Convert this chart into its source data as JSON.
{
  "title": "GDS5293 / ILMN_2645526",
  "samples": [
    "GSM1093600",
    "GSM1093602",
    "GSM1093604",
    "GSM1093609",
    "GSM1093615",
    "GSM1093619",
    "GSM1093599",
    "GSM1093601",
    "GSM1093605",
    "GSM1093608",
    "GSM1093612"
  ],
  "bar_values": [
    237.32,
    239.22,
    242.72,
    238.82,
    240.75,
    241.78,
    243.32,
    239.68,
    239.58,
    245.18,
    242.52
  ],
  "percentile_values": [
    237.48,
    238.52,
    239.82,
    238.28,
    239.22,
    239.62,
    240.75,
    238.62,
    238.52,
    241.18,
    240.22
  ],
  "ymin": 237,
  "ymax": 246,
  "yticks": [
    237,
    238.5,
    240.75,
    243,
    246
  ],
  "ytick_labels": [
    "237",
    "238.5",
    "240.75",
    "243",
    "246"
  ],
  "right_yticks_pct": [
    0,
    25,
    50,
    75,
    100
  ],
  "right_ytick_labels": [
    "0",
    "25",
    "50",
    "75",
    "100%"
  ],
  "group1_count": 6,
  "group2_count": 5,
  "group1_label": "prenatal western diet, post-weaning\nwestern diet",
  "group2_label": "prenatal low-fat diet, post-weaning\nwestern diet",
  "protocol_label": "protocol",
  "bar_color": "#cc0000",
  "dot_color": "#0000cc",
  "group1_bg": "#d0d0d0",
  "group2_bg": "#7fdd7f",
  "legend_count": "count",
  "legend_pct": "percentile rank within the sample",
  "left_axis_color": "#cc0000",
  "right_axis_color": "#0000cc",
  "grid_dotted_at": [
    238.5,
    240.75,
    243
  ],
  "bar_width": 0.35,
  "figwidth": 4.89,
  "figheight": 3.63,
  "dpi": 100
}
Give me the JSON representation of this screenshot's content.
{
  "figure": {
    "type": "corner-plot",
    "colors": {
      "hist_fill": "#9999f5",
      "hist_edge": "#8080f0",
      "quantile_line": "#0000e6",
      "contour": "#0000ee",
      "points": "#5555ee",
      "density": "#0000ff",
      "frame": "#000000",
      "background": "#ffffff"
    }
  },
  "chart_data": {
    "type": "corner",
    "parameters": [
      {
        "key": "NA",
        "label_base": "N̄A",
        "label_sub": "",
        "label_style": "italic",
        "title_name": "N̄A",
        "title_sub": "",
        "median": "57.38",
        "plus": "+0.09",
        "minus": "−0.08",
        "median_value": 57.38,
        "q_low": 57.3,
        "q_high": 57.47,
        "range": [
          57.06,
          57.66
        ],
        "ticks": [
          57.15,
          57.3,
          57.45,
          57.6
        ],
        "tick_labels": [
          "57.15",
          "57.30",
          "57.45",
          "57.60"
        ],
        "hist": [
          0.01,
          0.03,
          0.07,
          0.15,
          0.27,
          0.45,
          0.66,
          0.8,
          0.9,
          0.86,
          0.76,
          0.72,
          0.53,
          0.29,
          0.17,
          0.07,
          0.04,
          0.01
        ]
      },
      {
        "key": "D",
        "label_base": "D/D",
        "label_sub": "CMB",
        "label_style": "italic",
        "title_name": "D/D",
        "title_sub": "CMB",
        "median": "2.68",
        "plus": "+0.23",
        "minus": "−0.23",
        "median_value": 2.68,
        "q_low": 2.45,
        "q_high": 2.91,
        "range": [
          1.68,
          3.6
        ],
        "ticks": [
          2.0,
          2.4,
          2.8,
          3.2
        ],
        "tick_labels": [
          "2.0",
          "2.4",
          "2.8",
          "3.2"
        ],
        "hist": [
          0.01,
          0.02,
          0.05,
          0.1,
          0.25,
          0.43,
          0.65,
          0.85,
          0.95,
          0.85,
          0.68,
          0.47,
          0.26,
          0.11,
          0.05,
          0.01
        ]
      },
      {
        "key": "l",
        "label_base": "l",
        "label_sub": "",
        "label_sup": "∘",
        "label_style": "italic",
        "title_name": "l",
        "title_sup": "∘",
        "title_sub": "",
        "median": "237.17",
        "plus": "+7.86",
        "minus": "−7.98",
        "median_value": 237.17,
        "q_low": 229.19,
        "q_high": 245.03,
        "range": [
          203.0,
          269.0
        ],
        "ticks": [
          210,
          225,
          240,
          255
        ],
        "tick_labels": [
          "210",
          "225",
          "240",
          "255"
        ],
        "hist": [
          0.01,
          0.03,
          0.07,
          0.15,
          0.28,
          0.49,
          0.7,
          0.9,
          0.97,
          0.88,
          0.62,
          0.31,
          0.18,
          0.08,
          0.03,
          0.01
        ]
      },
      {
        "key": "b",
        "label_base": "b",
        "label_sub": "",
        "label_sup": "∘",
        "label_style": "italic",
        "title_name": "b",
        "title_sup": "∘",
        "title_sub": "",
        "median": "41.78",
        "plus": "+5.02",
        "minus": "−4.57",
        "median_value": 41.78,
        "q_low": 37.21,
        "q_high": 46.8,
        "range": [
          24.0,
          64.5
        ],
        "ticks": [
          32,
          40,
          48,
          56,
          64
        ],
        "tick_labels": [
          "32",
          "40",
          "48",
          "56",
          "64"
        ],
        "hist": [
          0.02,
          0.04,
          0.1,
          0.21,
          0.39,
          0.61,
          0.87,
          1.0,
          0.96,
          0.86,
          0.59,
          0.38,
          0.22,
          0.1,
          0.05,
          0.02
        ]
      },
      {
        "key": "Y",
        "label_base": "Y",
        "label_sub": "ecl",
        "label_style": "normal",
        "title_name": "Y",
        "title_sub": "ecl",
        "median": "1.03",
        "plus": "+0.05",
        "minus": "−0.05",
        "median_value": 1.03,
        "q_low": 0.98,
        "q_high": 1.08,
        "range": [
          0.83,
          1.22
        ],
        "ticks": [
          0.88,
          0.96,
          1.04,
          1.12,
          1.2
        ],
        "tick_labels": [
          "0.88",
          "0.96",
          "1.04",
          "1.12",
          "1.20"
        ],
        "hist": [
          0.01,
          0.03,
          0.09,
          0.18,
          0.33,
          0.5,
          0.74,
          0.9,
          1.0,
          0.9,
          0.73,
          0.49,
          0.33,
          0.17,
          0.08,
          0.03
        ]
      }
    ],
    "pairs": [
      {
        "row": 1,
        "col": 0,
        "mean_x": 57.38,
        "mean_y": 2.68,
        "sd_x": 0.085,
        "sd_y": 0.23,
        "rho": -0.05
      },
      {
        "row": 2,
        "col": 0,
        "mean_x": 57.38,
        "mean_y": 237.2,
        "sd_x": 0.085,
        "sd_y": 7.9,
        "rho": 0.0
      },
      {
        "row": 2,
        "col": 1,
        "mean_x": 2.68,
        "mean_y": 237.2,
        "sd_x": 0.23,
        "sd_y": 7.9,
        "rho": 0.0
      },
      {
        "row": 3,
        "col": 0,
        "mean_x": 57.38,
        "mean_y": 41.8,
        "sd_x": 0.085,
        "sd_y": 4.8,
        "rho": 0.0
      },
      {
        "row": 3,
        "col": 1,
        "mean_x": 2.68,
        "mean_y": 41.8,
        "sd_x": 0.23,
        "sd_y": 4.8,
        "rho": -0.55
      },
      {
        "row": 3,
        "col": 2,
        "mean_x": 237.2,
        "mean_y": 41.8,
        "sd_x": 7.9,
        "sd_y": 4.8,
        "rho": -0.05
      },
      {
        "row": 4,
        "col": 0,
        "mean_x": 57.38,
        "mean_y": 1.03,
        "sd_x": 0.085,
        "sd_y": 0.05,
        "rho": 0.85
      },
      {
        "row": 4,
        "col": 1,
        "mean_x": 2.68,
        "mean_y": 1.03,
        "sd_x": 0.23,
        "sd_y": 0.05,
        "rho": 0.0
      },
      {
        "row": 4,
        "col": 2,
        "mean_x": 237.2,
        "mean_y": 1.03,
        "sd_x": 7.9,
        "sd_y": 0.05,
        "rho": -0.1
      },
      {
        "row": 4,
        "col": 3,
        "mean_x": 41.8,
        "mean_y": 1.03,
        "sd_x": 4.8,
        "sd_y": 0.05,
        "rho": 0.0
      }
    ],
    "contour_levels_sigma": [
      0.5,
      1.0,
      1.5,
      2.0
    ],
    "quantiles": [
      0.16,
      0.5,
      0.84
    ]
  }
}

* * * * * * * * *

Give the count of lines in the listing above that include "nwestern", with no other words.

2